_OBJECTIVE_.
Skip the pictures. Repeat everything else in the records word for word.

_DATA IN THIS EXERCISE_.
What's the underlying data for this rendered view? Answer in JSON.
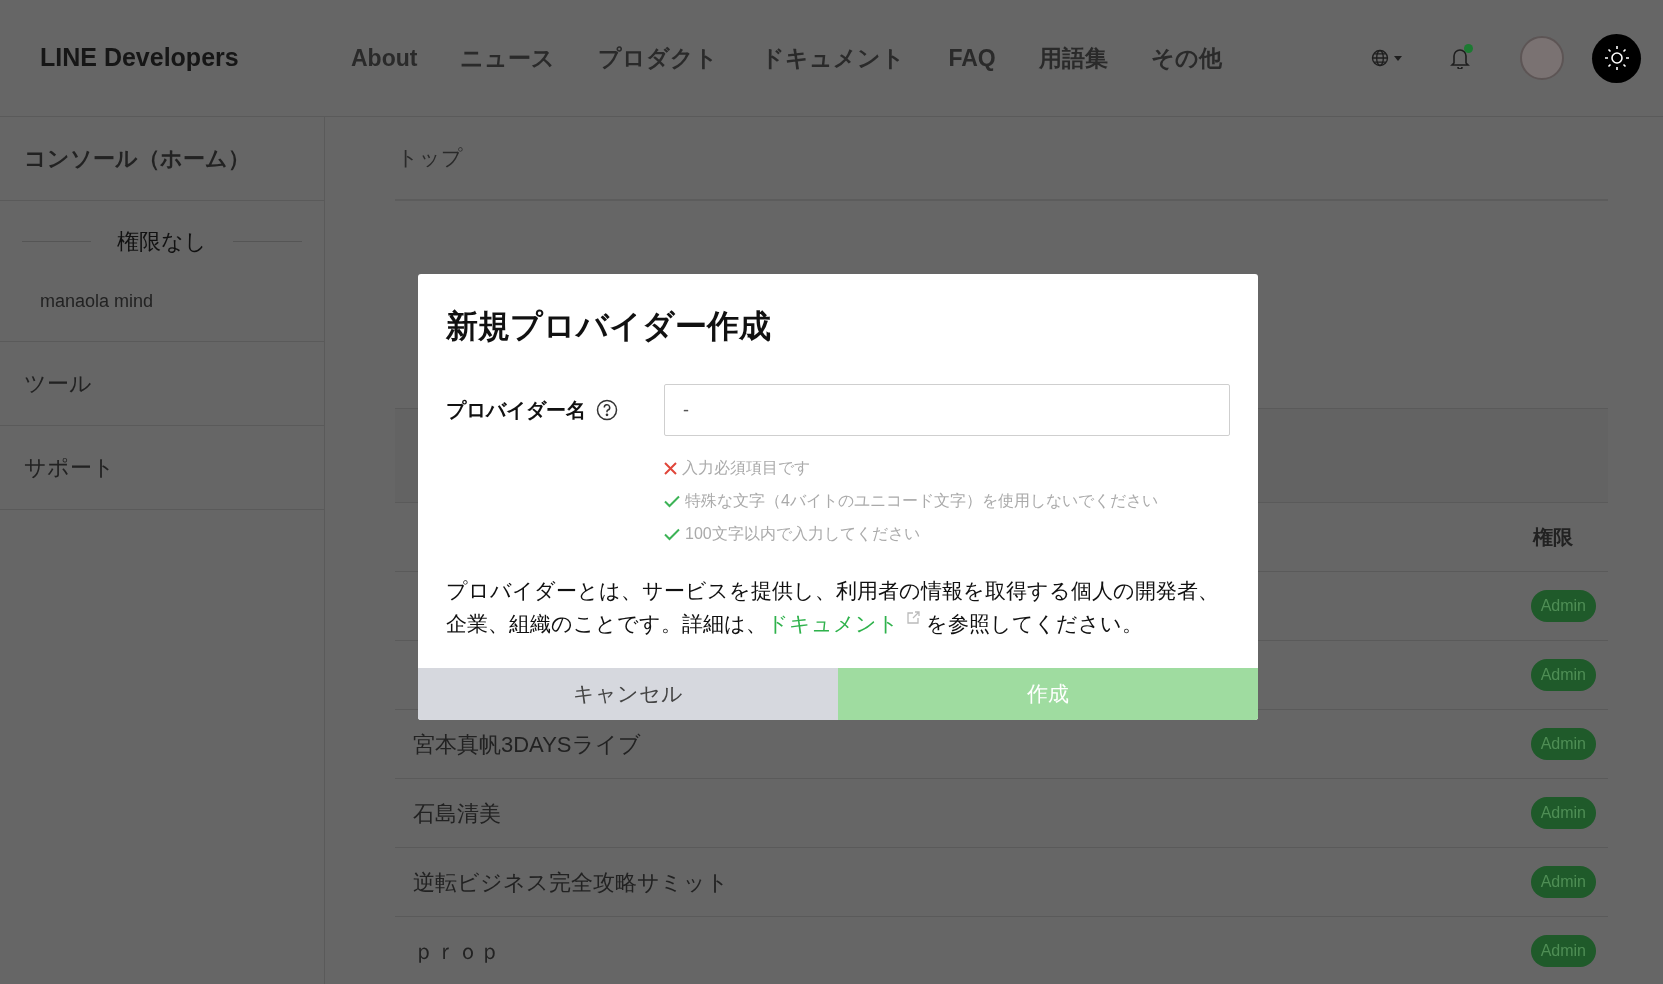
{
  "header": {
    "logo": "LINE Developers",
    "nav": [
      "About",
      "ニュース",
      "プロダクト",
      "ドキュメント",
      "FAQ",
      "用語集",
      "その他"
    ],
    "has_notification": true
  },
  "sidebar": {
    "home": "コンソール（ホーム）",
    "section": "権限なし",
    "providers": [
      "manaola mind"
    ],
    "items": [
      "ツール",
      "サポート"
    ]
  },
  "breadcrumb": "トップ",
  "table": {
    "permission_header": "権限",
    "rows": [
      {
        "role": "Admin"
      },
      {
        "role": "Admin"
      },
      {
        "name": "宮本真帆3DAYSライブ",
        "role": "Admin"
      },
      {
        "name": "石島清美",
        "role": "Admin"
      },
      {
        "name": "逆転ビジネス完全攻略サミット",
        "role": "Admin"
      },
      {
        "name": "ｐｒｏｐ",
        "role": "Admin"
      }
    ]
  },
  "dialog": {
    "title": "新規プロバイダー作成",
    "field_label": "プロバイダー名",
    "field_value": "-",
    "rules": [
      {
        "text": "入力必須項目です",
        "valid": false
      },
      {
        "text": "特殊な文字（4バイトのユニコード文字）を使用しないでください",
        "valid": true
      },
      {
        "text": "100文字以内で入力してください",
        "valid": true
      }
    ],
    "description_before": "プロバイダーとは、サービスを提供し、利用者の情報を取得する個人の開発者、企業、組織のことです。詳細は、",
    "description_link": "ドキュメント",
    "description_after": "を参照してください。",
    "cancel": "キャンセル",
    "create": {
      "label": "作成",
      "disabled": true
    }
  }
}
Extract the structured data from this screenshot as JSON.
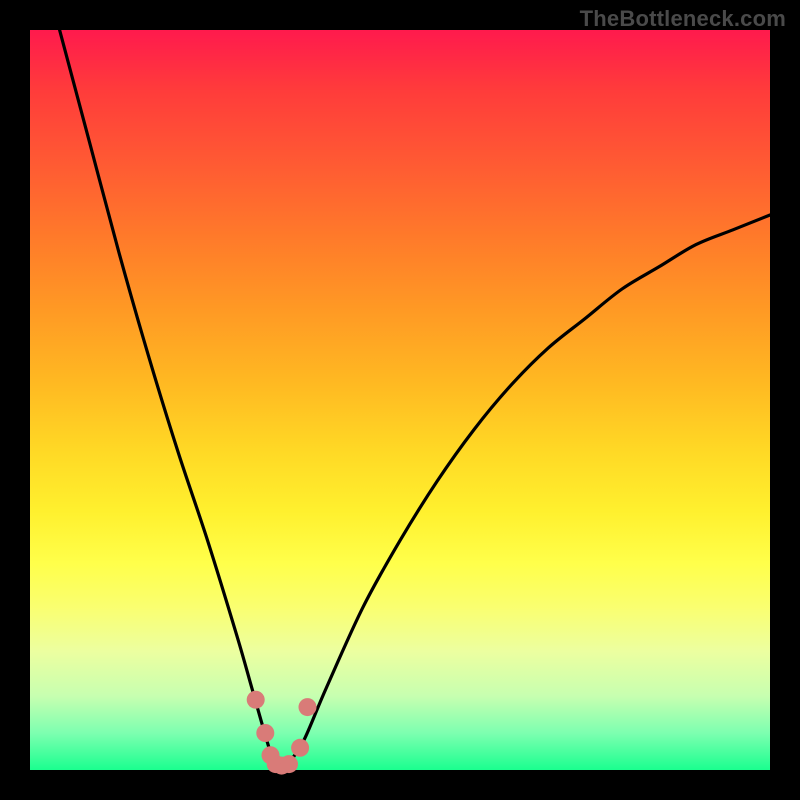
{
  "watermark": {
    "text": "TheBottleneck.com"
  },
  "colors": {
    "gradient_top": "#ff1a4d",
    "gradient_bottom": "#1aff8f",
    "curve_stroke": "#000000",
    "marker_fill": "#d97b78",
    "frame": "#000000"
  },
  "chart_data": {
    "type": "line",
    "title": "",
    "xlabel": "",
    "ylabel": "",
    "xlim": [
      0,
      100
    ],
    "ylim": [
      0,
      100
    ],
    "grid": false,
    "legend": false,
    "series": [
      {
        "name": "bottleneck-curve",
        "description": "V-shaped curve; y ≈ 100 at x≈4, drops to ~0 near x≈33, rises to ~75 at x≈100",
        "x": [
          4,
          8,
          12,
          16,
          20,
          24,
          28,
          30,
          32,
          33,
          34,
          35,
          37,
          40,
          45,
          50,
          55,
          60,
          65,
          70,
          75,
          80,
          85,
          90,
          95,
          100
        ],
        "y": [
          100,
          85,
          70,
          56,
          43,
          31,
          18,
          11,
          4,
          1,
          0,
          1,
          4,
          11,
          22,
          31,
          39,
          46,
          52,
          57,
          61,
          65,
          68,
          71,
          73,
          75
        ]
      }
    ],
    "markers": {
      "description": "Highlighted near-bottleneck segment around the minimum",
      "x": [
        30.5,
        31.8,
        32.5,
        33.2,
        34.0,
        35.0,
        36.5,
        37.5
      ],
      "y": [
        9.5,
        5.0,
        2.0,
        0.8,
        0.6,
        0.8,
        3.0,
        8.5
      ]
    }
  }
}
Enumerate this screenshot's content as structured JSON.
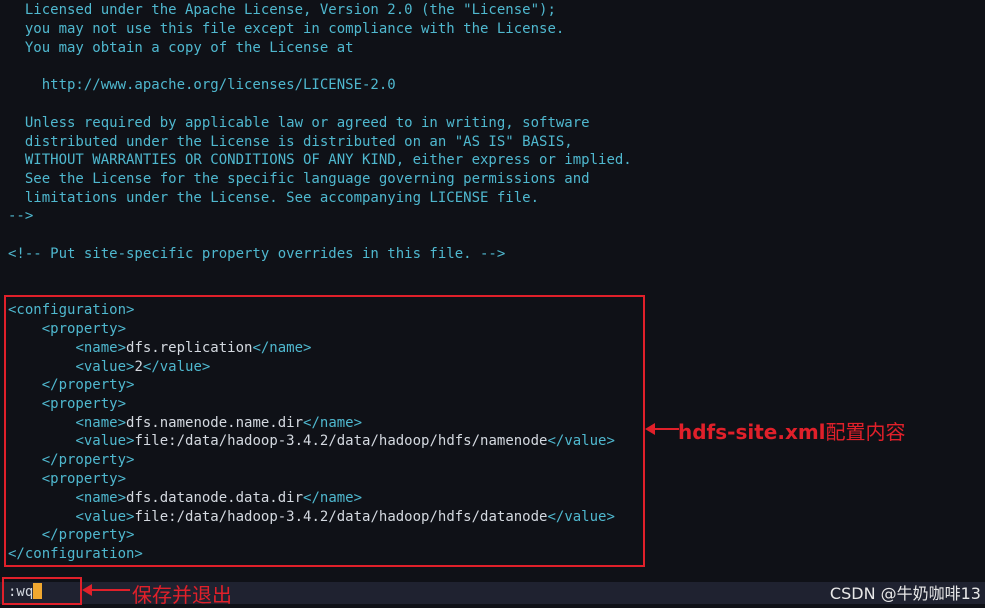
{
  "editor": {
    "license_lines": [
      "  Licensed under the Apache License, Version 2.0 (the \"License\");",
      "  you may not use this file except in compliance with the License.",
      "  You may obtain a copy of the License at",
      "",
      "    http://www.apache.org/licenses/LICENSE-2.0",
      "",
      "  Unless required by applicable law or agreed to in writing, software",
      "  distributed under the License is distributed on an \"AS IS\" BASIS,",
      "  WITHOUT WARRANTIES OR CONDITIONS OF ANY KIND, either express or implied.",
      "  See the License for the specific language governing permissions and",
      "  limitations under the License. See accompanying LICENSE file.",
      "-->"
    ],
    "site_comment": "<!-- Put site-specific property overrides in this file. -->",
    "config": {
      "config_open": "<configuration>",
      "config_close": "</configuration>",
      "property_open": "<property>",
      "property_close": "</property>",
      "name_open": "<name>",
      "name_close": "</name>",
      "value_open": "<value>",
      "value_close": "</value>",
      "properties": [
        {
          "name": "dfs.replication",
          "value": "2"
        },
        {
          "name": "dfs.namenode.name.dir",
          "value": "file:/data/hadoop-3.4.2/data/hadoop/hdfs/namenode"
        },
        {
          "name": "dfs.datanode.data.dir",
          "value": "file:/data/hadoop-3.4.2/data/hadoop/hdfs/datanode"
        }
      ]
    }
  },
  "annotations": {
    "config_label_bold": "hdfs-site.xml",
    "config_label_rest": "配置内容",
    "save_label": "保存并退出"
  },
  "command_line": {
    "text": ":wq"
  },
  "watermark": "CSDN @牛奶咖啡13",
  "colors": {
    "background": "#0f1117",
    "comment": "#4fb8cf",
    "text": "#d4d9e0",
    "annotation_red": "#e0202a",
    "cursor": "#f0a830"
  }
}
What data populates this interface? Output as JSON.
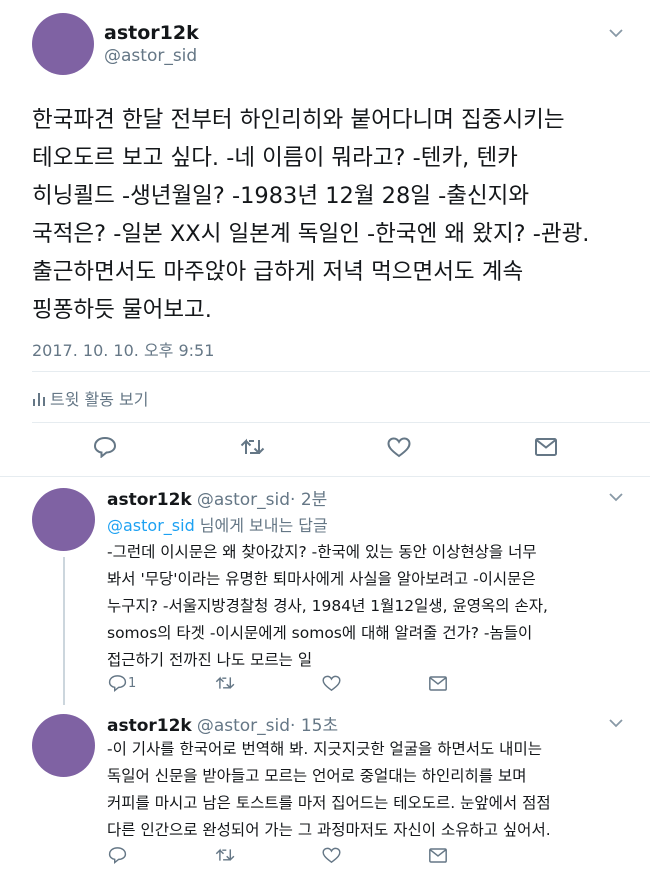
{
  "main_tweet": {
    "name": "astor12k",
    "handle": "@astor_sid",
    "text": "한국파견 한달 전부터 하인리히와 붙어다니며 집중시키는\n테오도르 보고 싶다. -네 이름이 뭐라고? -텐카, 텐카\n히닝쾰드 -생년월일? -1983년 12월 28일 -출신지와\n국적은? -일본 XX시 일본계 독일인 -한국엔 왜 왔지? -관광.\n출근하면서도 마주앉아 급하게 저녁 먹으면서도 계속\n핑퐁하듯 물어보고.",
    "timestamp": "2017. 10. 10. 오후 9:51",
    "activity_label": "트윗 활동 보기"
  },
  "replies": [
    {
      "name": "astor12k",
      "handle": "@astor_sid",
      "time": "· 2분",
      "reply_to_handle": "@astor_sid",
      "reply_to_suffix": " 님에게 보내는 답글",
      "text": "-그런데 이시문은 왜 찾아갔지? -한국에 있는 동안 이상현상을 너무\n봐서 '무당'이라는 유명한 퇴마사에게 사실을 알아보려고 -이시문은\n누구지? -서울지방경찰청 경사, 1984년 1월12일생, 윤영옥의 손자,\nsomos의 타겟 -이시문에게 somos에 대해 알려줄 건가? -놈들이\n접근하기 전까진 나도 모르는 일",
      "reply_count": "1"
    },
    {
      "name": "astor12k",
      "handle": "@astor_sid",
      "time": "· 15초",
      "text": "-이 기사를 한국어로 번역해 봐. 지긋지긋한 얼굴을 하면서도 내미는\n독일어 신문을 받아들고 모르는 언어로 중얼대는 하인리히를 보며\n커피를 마시고 남은 토스트를 마저 집어드는 테오도르. 눈앞에서 점점\n다른 인간으로 완성되어 가는 그 과정마저도 자신이 소유하고 싶어서."
    }
  ],
  "colors": {
    "avatar": "#7f62a3",
    "link": "#1da1f2",
    "muted": "#657786"
  },
  "icons": [
    "chevron-down-icon",
    "activity-chart-icon",
    "reply-icon",
    "retweet-icon",
    "like-icon",
    "message-icon"
  ]
}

_TASK RESPONSE_.
What's the underlying data for this rendered view? Answer in JSON.
{
  "header": {
    "logo": "LINE Developers",
    "nav": [
      "About",
      "ニュース",
      "プロダクト",
      "ドキュメント",
      "FAQ",
      "用語集",
      "その他"
    ],
    "has_notification": true
  },
  "sidebar": {
    "home": "コンソール（ホーム）",
    "section": "権限なし",
    "providers": [
      "manaola mind"
    ],
    "items": [
      "ツール",
      "サポート"
    ]
  },
  "breadcrumb": "トップ",
  "table": {
    "permission_header": "権限",
    "rows": [
      {
        "role": "Admin"
      },
      {
        "role": "Admin"
      },
      {
        "name": "宮本真帆3DAYSライブ",
        "role": "Admin"
      },
      {
        "name": "石島清美",
        "role": "Admin"
      },
      {
        "name": "逆転ビジネス完全攻略サミット",
        "role": "Admin"
      },
      {
        "name": "ｐｒｏｐ",
        "role": "Admin"
      }
    ]
  },
  "dialog": {
    "title": "新規プロバイダー作成",
    "field_label": "プロバイダー名",
    "field_value": "-",
    "rules": [
      {
        "text": "入力必須項目です",
        "valid": false
      },
      {
        "text": "特殊な文字（4バイトのユニコード文字）を使用しないでください",
        "valid": true
      },
      {
        "text": "100文字以内で入力してください",
        "valid": true
      }
    ],
    "description_before": "プロバイダーとは、サービスを提供し、利用者の情報を取得する個人の開発者、企業、組織のことです。詳細は、",
    "description_link": "ドキュメント",
    "description_after": "を参照してください。",
    "cancel": "キャンセル",
    "create": {
      "label": "作成",
      "disabled": true
    }
  }
}
Extract the structured data from this screenshot as JSON.
{
  "watermark": {
    "text": "TheBottleneck.com"
  },
  "colors": {
    "gradient_top": "#ff1a4d",
    "gradient_bottom": "#1aff8f",
    "curve_stroke": "#000000",
    "marker_fill": "#d97b78",
    "frame": "#000000"
  },
  "chart_data": {
    "type": "line",
    "title": "",
    "xlabel": "",
    "ylabel": "",
    "xlim": [
      0,
      100
    ],
    "ylim": [
      0,
      100
    ],
    "grid": false,
    "legend": false,
    "series": [
      {
        "name": "bottleneck-curve",
        "description": "V-shaped curve; y ≈ 100 at x≈4, drops to ~0 near x≈33, rises to ~75 at x≈100",
        "x": [
          4,
          8,
          12,
          16,
          20,
          24,
          28,
          30,
          32,
          33,
          34,
          35,
          37,
          40,
          45,
          50,
          55,
          60,
          65,
          70,
          75,
          80,
          85,
          90,
          95,
          100
        ],
        "y": [
          100,
          85,
          70,
          56,
          43,
          31,
          18,
          11,
          4,
          1,
          0,
          1,
          4,
          11,
          22,
          31,
          39,
          46,
          52,
          57,
          61,
          65,
          68,
          71,
          73,
          75
        ]
      }
    ],
    "markers": {
      "description": "Highlighted near-bottleneck segment around the minimum",
      "x": [
        30.5,
        31.8,
        32.5,
        33.2,
        34.0,
        35.0,
        36.5,
        37.5
      ],
      "y": [
        9.5,
        5.0,
        2.0,
        0.8,
        0.6,
        0.8,
        3.0,
        8.5
      ]
    }
  }
}
Enumerate this screenshot's content as structured JSON.
{
  "editor": {
    "license_lines": [
      "  Licensed under the Apache License, Version 2.0 (the \"License\");",
      "  you may not use this file except in compliance with the License.",
      "  You may obtain a copy of the License at",
      "",
      "    http://www.apache.org/licenses/LICENSE-2.0",
      "",
      "  Unless required by applicable law or agreed to in writing, software",
      "  distributed under the License is distributed on an \"AS IS\" BASIS,",
      "  WITHOUT WARRANTIES OR CONDITIONS OF ANY KIND, either express or implied.",
      "  See the License for the specific language governing permissions and",
      "  limitations under the License. See accompanying LICENSE file.",
      "-->"
    ],
    "site_comment": "<!-- Put site-specific property overrides in this file. -->",
    "config": {
      "config_open": "<configuration>",
      "config_close": "</configuration>",
      "property_open": "<property>",
      "property_close": "</property>",
      "name_open": "<name>",
      "name_close": "</name>",
      "value_open": "<value>",
      "value_close": "</value>",
      "properties": [
        {
          "name": "dfs.replication",
          "value": "2"
        },
        {
          "name": "dfs.namenode.name.dir",
          "value": "file:/data/hadoop-3.4.2/data/hadoop/hdfs/namenode"
        },
        {
          "name": "dfs.datanode.data.dir",
          "value": "file:/data/hadoop-3.4.2/data/hadoop/hdfs/datanode"
        }
      ]
    }
  },
  "annotations": {
    "config_label_bold": "hdfs-site.xml",
    "config_label_rest": "配置内容",
    "save_label": "保存并退出"
  },
  "command_line": {
    "text": ":wq"
  },
  "watermark": "CSDN @牛奶咖啡13",
  "colors": {
    "background": "#0f1117",
    "comment": "#4fb8cf",
    "text": "#d4d9e0",
    "annotation_red": "#e0202a",
    "cursor": "#f0a830"
  }
}
What data populates this interface? Output as JSON.
{
  "main_tweet": {
    "name": "astor12k",
    "handle": "@astor_sid",
    "text": "한국파견 한달 전부터 하인리히와 붙어다니며 집중시키는\n테오도르 보고 싶다. -네 이름이 뭐라고? -텐카, 텐카\n히닝쾰드 -생년월일? -1983년 12월 28일 -출신지와\n국적은? -일본 XX시 일본계 독일인 -한국엔 왜 왔지? -관광.\n출근하면서도 마주앉아 급하게 저녁 먹으면서도 계속\n핑퐁하듯 물어보고.",
    "timestamp": "2017. 10. 10. 오후 9:51",
    "activity_label": "트윗 활동 보기"
  },
  "replies": [
    {
      "name": "astor12k",
      "handle": "@astor_sid",
      "time": "· 2분",
      "reply_to_handle": "@astor_sid",
      "reply_to_suffix": " 님에게 보내는 답글",
      "text": "-그런데 이시문은 왜 찾아갔지? -한국에 있는 동안 이상현상을 너무\n봐서 '무당'이라는 유명한 퇴마사에게 사실을 알아보려고 -이시문은\n누구지? -서울지방경찰청 경사, 1984년 1월12일생, 윤영옥의 손자,\nsomos의 타겟 -이시문에게 somos에 대해 알려줄 건가? -놈들이\n접근하기 전까진 나도 모르는 일",
      "reply_count": "1"
    },
    {
      "name": "astor12k",
      "handle": "@astor_sid",
      "time": "· 15초",
      "text": "-이 기사를 한국어로 번역해 봐. 지긋지긋한 얼굴을 하면서도 내미는\n독일어 신문을 받아들고 모르는 언어로 중얼대는 하인리히를 보며\n커피를 마시고 남은 토스트를 마저 집어드는 테오도르. 눈앞에서 점점\n다른 인간으로 완성되어 가는 그 과정마저도 자신이 소유하고 싶어서."
    }
  ],
  "colors": {
    "avatar": "#7f62a3",
    "link": "#1da1f2",
    "muted": "#657786"
  },
  "icons": [
    "chevron-down-icon",
    "activity-chart-icon",
    "reply-icon",
    "retweet-icon",
    "like-icon",
    "message-icon"
  ]
}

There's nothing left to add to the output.